WORK INSTRUCTIONS> Of the lines in this material, how many contain "relatives"? Answer with a single number only.
>> START
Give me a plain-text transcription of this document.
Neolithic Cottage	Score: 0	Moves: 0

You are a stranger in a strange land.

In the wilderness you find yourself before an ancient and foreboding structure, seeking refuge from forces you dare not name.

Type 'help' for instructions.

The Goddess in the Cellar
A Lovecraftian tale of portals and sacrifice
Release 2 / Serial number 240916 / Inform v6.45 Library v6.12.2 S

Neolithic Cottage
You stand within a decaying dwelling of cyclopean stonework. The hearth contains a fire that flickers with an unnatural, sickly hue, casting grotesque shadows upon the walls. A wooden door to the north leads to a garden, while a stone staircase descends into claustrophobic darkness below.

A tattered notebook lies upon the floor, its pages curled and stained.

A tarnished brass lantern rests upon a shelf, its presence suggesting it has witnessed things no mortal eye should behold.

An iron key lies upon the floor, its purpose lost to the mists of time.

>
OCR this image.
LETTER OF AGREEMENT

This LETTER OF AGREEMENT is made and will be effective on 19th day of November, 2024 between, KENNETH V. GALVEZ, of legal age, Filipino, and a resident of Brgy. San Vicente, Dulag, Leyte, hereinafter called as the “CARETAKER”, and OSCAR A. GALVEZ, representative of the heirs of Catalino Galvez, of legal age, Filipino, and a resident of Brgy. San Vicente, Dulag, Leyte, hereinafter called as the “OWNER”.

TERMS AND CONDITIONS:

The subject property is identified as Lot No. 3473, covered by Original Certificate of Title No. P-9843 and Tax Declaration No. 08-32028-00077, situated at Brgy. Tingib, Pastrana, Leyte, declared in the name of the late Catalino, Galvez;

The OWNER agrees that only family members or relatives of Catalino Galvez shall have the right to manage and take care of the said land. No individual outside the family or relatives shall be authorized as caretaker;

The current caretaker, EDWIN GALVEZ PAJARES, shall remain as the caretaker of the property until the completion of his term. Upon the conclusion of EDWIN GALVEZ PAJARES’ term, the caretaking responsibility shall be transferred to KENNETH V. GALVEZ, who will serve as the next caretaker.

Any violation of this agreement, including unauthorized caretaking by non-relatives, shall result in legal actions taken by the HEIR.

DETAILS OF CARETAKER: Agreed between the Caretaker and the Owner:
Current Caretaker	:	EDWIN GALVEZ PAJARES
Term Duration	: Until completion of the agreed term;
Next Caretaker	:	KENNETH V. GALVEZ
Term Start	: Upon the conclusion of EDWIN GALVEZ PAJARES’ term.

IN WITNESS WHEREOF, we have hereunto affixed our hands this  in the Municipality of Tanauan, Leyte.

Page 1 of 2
>> END
RESPONSE TO THIS EXERCISE> 2